**ÉNONCÉ**
Écrivez la suite de la discussion sur le commerce et les trafics, juste après son dernier message.

╭─ EXTRAIT DU DOCUMENT


13 réponses

  1. En quoi le fait d’être potentiellement utilisé pour le faire le « mal » (bien qu’un commerce ne soit pour moi jamais « mal », y compris le trafic d’arme ou de drogue puisque ce n’est que la mise en relation de gens qui veulent vendre avec des gens qui veulent acheter)
    Est-ce qu’un caillou est mal parce qu’on peut le lancer à la tête des gens ? 🙂

    1. Oh… Je pense qu’il doit bien y avoir quelaues traffics qui vous dérangenet tout de même…
      organes, esclaves, enfants…
      😉

      1. Autrement dit : certains commerces sont obligatoirement des complicités et recel de crimes (esclavage, vol d’organes, etc.).

        1. Je n’ai pas dit cela.
          Le fournisseur du moyen n’est pas coupable de l’usage qui en est fait.
          On peut cependant défendre un principe tout en acceptant le fait qu’il ait des défauts.

          1. Pourquoi le trafic d’organe est forcément criminel ?
            Est-il ridicule de préférer vendre un de ses reins que de mourir de faim ?
            Est-ce impactant sur ta liberté que quelqu’un vende un de ses reins pour se payer un iPad ?

          2. J’ai parlé de trafics, pas de commerces. Si vous voulez vendre un morceau de votre foie, allez-y. Mais si vous enlevez des gens dans la rue pour les revendre en morceaux, ça me pose un problème. Or, c’est plutôt à ça que je pensais, vu que le commerce ètant illégal, seuls les trafics peuvent perdurer.

      2. Organes, on peut discuter. Enfants et esclaves (y a t’il une difference, les enfants victimes de trafic ne sont ils pas des esclaves), je comprend pas comment vous pouvez ne pas voir qu’il y a par nature entrave au principe de non agression. Des lors c’est comme vendre un service de meurtre. On vend la liberte et/ou l’integrite des autres.

╰─
╭─ CONTENU AFFICHÉ

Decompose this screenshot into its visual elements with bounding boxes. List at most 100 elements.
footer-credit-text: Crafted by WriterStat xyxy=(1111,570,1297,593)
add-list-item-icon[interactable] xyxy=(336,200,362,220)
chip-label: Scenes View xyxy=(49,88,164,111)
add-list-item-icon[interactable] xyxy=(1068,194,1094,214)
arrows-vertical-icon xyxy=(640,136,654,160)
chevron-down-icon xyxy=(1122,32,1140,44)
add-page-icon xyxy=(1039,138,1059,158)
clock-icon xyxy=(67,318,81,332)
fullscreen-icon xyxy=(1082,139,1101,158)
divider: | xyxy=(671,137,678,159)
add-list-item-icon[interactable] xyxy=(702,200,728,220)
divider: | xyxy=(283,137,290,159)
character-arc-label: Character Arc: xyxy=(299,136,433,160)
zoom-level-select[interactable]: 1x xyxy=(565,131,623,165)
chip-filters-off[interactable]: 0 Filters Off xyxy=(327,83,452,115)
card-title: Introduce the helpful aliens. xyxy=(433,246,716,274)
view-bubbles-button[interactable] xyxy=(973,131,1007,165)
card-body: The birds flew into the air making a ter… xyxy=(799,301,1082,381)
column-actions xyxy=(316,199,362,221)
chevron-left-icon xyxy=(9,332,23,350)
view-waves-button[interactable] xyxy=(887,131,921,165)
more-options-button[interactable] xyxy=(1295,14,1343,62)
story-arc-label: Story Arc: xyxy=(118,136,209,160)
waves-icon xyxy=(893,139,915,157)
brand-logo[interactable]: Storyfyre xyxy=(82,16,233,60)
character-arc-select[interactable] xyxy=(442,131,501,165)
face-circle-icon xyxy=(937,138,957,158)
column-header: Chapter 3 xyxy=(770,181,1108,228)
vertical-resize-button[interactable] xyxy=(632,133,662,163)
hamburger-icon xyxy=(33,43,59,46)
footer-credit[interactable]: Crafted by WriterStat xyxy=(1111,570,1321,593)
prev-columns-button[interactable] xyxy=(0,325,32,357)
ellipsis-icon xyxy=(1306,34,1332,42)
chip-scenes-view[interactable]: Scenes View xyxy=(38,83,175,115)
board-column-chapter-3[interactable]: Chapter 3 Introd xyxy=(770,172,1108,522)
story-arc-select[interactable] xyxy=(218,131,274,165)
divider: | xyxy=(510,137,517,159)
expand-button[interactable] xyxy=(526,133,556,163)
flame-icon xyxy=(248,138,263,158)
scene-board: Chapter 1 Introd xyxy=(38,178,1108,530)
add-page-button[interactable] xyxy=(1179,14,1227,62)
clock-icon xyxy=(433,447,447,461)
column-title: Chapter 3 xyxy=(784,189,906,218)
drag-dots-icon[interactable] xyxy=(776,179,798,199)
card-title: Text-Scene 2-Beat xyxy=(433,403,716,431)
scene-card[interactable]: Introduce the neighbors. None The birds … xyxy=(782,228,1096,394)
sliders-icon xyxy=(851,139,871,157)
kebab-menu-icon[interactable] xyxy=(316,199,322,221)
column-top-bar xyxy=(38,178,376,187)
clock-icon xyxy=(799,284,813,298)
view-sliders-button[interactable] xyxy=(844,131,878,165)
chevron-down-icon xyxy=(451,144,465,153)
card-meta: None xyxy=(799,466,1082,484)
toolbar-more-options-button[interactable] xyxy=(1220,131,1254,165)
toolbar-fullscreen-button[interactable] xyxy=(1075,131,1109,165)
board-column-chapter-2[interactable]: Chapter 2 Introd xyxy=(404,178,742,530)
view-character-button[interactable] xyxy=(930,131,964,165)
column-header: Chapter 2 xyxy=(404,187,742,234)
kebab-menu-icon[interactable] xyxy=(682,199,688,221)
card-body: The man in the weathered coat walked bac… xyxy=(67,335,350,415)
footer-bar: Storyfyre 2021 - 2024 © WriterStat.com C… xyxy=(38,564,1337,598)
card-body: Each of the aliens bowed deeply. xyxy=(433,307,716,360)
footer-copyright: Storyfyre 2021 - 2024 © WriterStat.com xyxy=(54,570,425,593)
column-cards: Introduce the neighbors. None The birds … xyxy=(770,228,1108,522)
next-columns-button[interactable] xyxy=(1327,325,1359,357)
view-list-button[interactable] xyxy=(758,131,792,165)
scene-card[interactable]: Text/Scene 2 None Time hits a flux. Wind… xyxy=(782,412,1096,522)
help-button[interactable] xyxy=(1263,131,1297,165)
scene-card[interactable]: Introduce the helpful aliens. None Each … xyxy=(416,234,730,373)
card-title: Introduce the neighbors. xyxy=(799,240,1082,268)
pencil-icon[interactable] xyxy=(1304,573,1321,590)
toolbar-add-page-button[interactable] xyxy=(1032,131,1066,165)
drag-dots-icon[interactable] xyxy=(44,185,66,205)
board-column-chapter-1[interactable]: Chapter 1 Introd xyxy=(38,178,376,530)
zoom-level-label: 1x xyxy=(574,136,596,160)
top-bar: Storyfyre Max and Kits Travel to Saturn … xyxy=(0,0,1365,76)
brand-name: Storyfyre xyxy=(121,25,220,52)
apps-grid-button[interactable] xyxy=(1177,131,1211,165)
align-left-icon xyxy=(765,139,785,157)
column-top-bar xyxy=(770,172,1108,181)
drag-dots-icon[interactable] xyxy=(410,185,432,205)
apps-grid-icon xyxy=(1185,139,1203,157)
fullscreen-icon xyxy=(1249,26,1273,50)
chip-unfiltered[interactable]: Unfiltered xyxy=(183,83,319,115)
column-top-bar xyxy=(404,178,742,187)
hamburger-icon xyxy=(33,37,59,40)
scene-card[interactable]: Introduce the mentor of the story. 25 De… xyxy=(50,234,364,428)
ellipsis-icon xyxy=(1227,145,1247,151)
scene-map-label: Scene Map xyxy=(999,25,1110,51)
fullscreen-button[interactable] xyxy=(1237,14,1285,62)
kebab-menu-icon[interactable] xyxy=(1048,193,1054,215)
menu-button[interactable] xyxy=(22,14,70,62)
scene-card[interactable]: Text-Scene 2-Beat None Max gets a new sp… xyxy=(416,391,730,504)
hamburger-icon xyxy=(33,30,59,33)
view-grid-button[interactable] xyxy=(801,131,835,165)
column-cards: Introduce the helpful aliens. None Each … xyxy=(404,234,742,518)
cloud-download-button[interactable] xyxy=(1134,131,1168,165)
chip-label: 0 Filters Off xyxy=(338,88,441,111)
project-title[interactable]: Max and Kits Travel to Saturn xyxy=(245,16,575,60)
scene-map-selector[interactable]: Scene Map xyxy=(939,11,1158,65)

╰─

**RÉSULTAT DE L'EXERCICE**
        1. Je vois pas ou le débat, le trafic c’est la définition d’un commerce illégal. Enfreindre la loi surtout en ce qui concerne l’intégrité physique des personne, c’est un crime, donc le trafic humain, qui consiste a mettre en place un commerce illégal portant atteinte a l’intégrité physique de personnes, oui c’est un crime.

          On pourrait défendre un commerce d’organe légal, mais il serait très limité, car on ne peut pas rémunérer un mort qui consent a donner ses organes, et a part un rein par personne (ce qui reste extrêmement dangereux) je vois pas tellement comment une personne consentante pourrait vendre d’autres organes. .

      3. le mot traffic est souvent associé à un commerce illégale. Un commerce peut être illégale et pourtant légitime. Par exemple, il est légitime de vouloir se procurer certaine drogue (pour son propre plaisir) ou bien une arme (pour se défendre) mais l’état interdisant ce commerce les qualifies de « traffic ». bien entendu il arrive que la loi soit légitime, par exemple en interdisant l’esclavage, l’initiation de la violence ou le vol (bien que l’état se permette de voler le peuple à travers l’impôt)

  2. Parce que l’euro ne sert pas aux trafics et commerces illégaux ? Tout ce qui a de la valeur peut servir à l’économie informelle.

    Je ne vois qu’un seul inconvénient, et l’auteur l’a souligné, c’est que cette monnaie ne soit pas adossée à quelque chose, comme l’or par exemple.

    1. Pas adossée, mais libre.
      Sa production dépend de la rentabilité du mining. Les capacités de mining rapportent peu et nécessitent une certaine consommation d’électricité. La production de BC sera déterminée par son cours et des capacités technologiques à en produire comme la puissance du processeur et consommation électrique.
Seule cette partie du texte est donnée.